◆ Dataset entries
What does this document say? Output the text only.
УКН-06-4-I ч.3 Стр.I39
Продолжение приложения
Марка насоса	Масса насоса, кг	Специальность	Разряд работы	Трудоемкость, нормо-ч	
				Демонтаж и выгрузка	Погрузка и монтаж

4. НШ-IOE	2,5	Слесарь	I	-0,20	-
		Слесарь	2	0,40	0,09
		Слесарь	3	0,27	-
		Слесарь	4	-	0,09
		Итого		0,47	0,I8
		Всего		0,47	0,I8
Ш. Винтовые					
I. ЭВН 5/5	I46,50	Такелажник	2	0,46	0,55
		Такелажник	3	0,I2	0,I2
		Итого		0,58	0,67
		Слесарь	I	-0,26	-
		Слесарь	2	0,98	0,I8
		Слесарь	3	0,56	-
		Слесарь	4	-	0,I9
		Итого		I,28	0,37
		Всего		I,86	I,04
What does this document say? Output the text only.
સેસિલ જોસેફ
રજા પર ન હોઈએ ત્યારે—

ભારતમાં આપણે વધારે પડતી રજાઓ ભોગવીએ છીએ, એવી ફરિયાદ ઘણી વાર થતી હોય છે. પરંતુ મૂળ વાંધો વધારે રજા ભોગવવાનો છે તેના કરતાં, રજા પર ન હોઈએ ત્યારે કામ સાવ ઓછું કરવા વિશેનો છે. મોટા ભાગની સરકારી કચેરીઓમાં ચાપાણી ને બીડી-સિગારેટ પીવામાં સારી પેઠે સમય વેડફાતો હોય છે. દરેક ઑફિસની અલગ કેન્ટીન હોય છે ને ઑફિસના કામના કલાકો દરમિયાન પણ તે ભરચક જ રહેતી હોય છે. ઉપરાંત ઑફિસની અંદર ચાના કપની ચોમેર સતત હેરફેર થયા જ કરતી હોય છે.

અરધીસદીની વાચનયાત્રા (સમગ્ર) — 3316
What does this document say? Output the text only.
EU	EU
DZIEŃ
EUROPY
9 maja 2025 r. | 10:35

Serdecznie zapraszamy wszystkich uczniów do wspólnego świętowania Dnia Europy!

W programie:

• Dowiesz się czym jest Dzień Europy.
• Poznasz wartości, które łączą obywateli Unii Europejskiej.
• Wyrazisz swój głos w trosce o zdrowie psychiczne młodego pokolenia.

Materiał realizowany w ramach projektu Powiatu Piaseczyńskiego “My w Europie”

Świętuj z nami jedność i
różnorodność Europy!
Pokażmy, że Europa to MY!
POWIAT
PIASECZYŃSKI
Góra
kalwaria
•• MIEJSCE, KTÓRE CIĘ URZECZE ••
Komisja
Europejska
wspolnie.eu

◆ Task description
Return the material in full, exactly as shown.

◆ Exercise result
What does this document say? Output the text only.
УКН-06-4-I ч.3 Стр.I39
Продолжение приложения
Марка насоса	Масса насоса, кг	Специальность	Разряд работы	Трудоемкость, нормо-ч	
				Демонтаж и выгрузка	Погрузка и монтаж

4. НШ-IOE	2,5	Слесарь	I	-0,20	-
		Слесарь	2	0,40	0,09
		Слесарь	3	0,27	-
		Слесарь	4	-	0,09
		Итого		0,47	0,I8
		Всего		0,47	0,I8
Ш. Винтовые					
I. ЭВН 5/5	I46,50	Такелажник	2	0,46	0,55
		Такелажник	3	0,I2	0,I2
		Итого		0,58	0,67
		Слесарь	I	-0,26	-
		Слесарь	2	0,98	0,I8
		Слесарь	3	0,56	-
		Слесарь	4	-	0,I9
		Итого		I,28	0,37
		Всего		I,86	I,04
What does this document say? Output the text only.
સેસિલ જોસેફ
રજા પર ન હોઈએ ત્યારે—

ભારતમાં આપણે વધારે પડતી રજાઓ ભોગવીએ છીએ, એવી ફરિયાદ ઘણી વાર થતી હોય છે. પરંતુ મૂળ વાંધો વધારે રજા ભોગવવાનો છે તેના કરતાં, રજા પર ન હોઈએ ત્યારે કામ સાવ ઓછું કરવા વિશેનો છે. મોટા ભાગની સરકારી કચેરીઓમાં ચાપાણી ને બીડી-સિગારેટ પીવામાં સારી પેઠે સમય વેડફાતો હોય છે. દરેક ઑફિસની અલગ કેન્ટીન હોય છે ને ઑફિસના કામના કલાકો દરમિયાન પણ તે ભરચક જ રહેતી હોય છે. ઉપરાંત ઑફિસની અંદર ચાના કપની ચોમેર સતત હેરફેર થયા જ કરતી હોય છે.

અરધીસદીની વાચનયાત્રા (સમગ્ર) — 3316
What does this document say? Output the text only.
EU	EU
DZIEŃ
EUROPY
9 maja 2025 r. | 10:35

Serdecznie zapraszamy wszystkich uczniów do wspólnego świętowania Dnia Europy!

W programie:

• Dowiesz się czym jest Dzień Europy.
• Poznasz wartości, które łączą obywateli Unii Europejskiej.
• Wyrazisz swój głos w trosce o zdrowie psychiczne młodego pokolenia.

Materiał realizowany w ramach projektu Powiatu Piaseczyńskiego “My w Europie”

Świętuj z nami jedność i
różnorodność Europy!
Pokażmy, że Europa to MY!
POWIAT
PIASECZYŃSKI
Góra
kalwaria
•• MIEJSCE, KTÓRE CIĘ URZECZE ••
Komisja
Europejska
wspolnie.eu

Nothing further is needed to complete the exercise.